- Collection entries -
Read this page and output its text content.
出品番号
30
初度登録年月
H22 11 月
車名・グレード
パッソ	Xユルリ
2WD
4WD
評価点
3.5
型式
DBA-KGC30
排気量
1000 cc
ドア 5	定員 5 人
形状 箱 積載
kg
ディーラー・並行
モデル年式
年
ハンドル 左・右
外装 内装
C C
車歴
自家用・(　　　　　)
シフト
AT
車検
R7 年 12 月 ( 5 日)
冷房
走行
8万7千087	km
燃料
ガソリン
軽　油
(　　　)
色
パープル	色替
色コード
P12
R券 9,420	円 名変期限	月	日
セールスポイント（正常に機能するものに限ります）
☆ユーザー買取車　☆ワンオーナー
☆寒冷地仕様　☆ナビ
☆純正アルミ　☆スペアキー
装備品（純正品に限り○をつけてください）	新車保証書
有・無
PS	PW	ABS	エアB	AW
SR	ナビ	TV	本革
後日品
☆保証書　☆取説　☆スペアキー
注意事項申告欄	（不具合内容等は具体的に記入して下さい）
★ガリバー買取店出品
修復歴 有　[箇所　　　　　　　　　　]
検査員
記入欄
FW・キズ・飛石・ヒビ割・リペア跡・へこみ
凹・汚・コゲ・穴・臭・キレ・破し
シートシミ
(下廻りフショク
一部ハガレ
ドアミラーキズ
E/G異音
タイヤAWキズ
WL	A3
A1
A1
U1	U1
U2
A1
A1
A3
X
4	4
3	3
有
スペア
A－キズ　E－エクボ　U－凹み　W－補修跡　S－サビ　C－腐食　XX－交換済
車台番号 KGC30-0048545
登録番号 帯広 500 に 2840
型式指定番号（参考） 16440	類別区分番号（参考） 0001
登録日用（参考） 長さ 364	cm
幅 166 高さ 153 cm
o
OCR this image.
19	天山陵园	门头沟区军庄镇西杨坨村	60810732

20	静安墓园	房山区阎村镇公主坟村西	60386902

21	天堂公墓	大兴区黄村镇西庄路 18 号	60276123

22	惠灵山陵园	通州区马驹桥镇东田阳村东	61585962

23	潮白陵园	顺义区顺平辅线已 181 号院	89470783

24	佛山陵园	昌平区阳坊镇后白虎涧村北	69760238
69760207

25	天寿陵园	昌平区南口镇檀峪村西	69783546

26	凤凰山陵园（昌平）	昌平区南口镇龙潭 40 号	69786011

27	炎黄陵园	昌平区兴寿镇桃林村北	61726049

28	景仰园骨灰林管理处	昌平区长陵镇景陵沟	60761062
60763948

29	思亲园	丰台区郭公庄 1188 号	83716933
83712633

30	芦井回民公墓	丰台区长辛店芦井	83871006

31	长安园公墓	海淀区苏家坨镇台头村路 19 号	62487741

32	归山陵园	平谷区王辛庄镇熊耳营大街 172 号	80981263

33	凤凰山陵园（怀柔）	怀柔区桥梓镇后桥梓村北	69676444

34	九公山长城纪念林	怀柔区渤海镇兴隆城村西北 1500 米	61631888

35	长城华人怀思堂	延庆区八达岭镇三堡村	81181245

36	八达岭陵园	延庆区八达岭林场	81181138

- What is required -
Take the entries above and transcribe them exactly.

- Response to the task -
Read this page and output its text content.
出品番号
30
初度登録年月
H22 11 月
車名・グレード
パッソ	Xユルリ
2WD
4WD
評価点
3.5
型式
DBA-KGC30
排気量
1000 cc
ドア 5	定員 5 人
形状 箱 積載
kg
ディーラー・並行
モデル年式
年
ハンドル 左・右
外装 内装
C C
車歴
自家用・(　　　　　)
シフト
AT
車検
R7 年 12 月 ( 5 日)
冷房
走行
8万7千087	km
燃料
ガソリン
軽　油
(　　　)
色
パープル	色替
色コード
P12
R券 9,420	円 名変期限	月	日
セールスポイント（正常に機能するものに限ります）
☆ユーザー買取車　☆ワンオーナー
☆寒冷地仕様　☆ナビ
☆純正アルミ　☆スペアキー
装備品（純正品に限り○をつけてください）	新車保証書
有・無
PS	PW	ABS	エアB	AW
SR	ナビ	TV	本革
後日品
☆保証書　☆取説　☆スペアキー
注意事項申告欄	（不具合内容等は具体的に記入して下さい）
★ガリバー買取店出品
修復歴 有　[箇所　　　　　　　　　　]
検査員
記入欄
FW・キズ・飛石・ヒビ割・リペア跡・へこみ
凹・汚・コゲ・穴・臭・キレ・破し
シートシミ
(下廻りフショク
一部ハガレ
ドアミラーキズ
E/G異音
タイヤAWキズ
WL	A3
A1
A1
U1	U1
U2
A1
A1
A3
X
4	4
3	3
有
スペア
A－キズ　E－エクボ　U－凹み　W－補修跡　S－サビ　C－腐食　XX－交換済
車台番号 KGC30-0048545
登録番号 帯広 500 に 2840
型式指定番号（参考） 16440	類別区分番号（参考） 0001
登録日用（参考） 長さ 364	cm
幅 166 高さ 153 cm
o
OCR this image.
19	天山陵园	门头沟区军庄镇西杨坨村	60810732

20	静安墓园	房山区阎村镇公主坟村西	60386902

21	天堂公墓	大兴区黄村镇西庄路 18 号	60276123

22	惠灵山陵园	通州区马驹桥镇东田阳村东	61585962

23	潮白陵园	顺义区顺平辅线已 181 号院	89470783

24	佛山陵园	昌平区阳坊镇后白虎涧村北	69760238
69760207

25	天寿陵园	昌平区南口镇檀峪村西	69783546

26	凤凰山陵园（昌平）	昌平区南口镇龙潭 40 号	69786011

27	炎黄陵园	昌平区兴寿镇桃林村北	61726049

28	景仰园骨灰林管理处	昌平区长陵镇景陵沟	60761062
60763948

29	思亲园	丰台区郭公庄 1188 号	83716933
83712633

30	芦井回民公墓	丰台区长辛店芦井	83871006

31	长安园公墓	海淀区苏家坨镇台头村路 19 号	62487741

32	归山陵园	平谷区王辛庄镇熊耳营大街 172 号	80981263

33	凤凰山陵园（怀柔）	怀柔区桥梓镇后桥梓村北	69676444

34	九公山长城纪念林	怀柔区渤海镇兴隆城村西北 1500 米	61631888

35	长城华人怀思堂	延庆区八达岭镇三堡村	81181245

36	八达岭陵园	延庆区八达岭林场	81181138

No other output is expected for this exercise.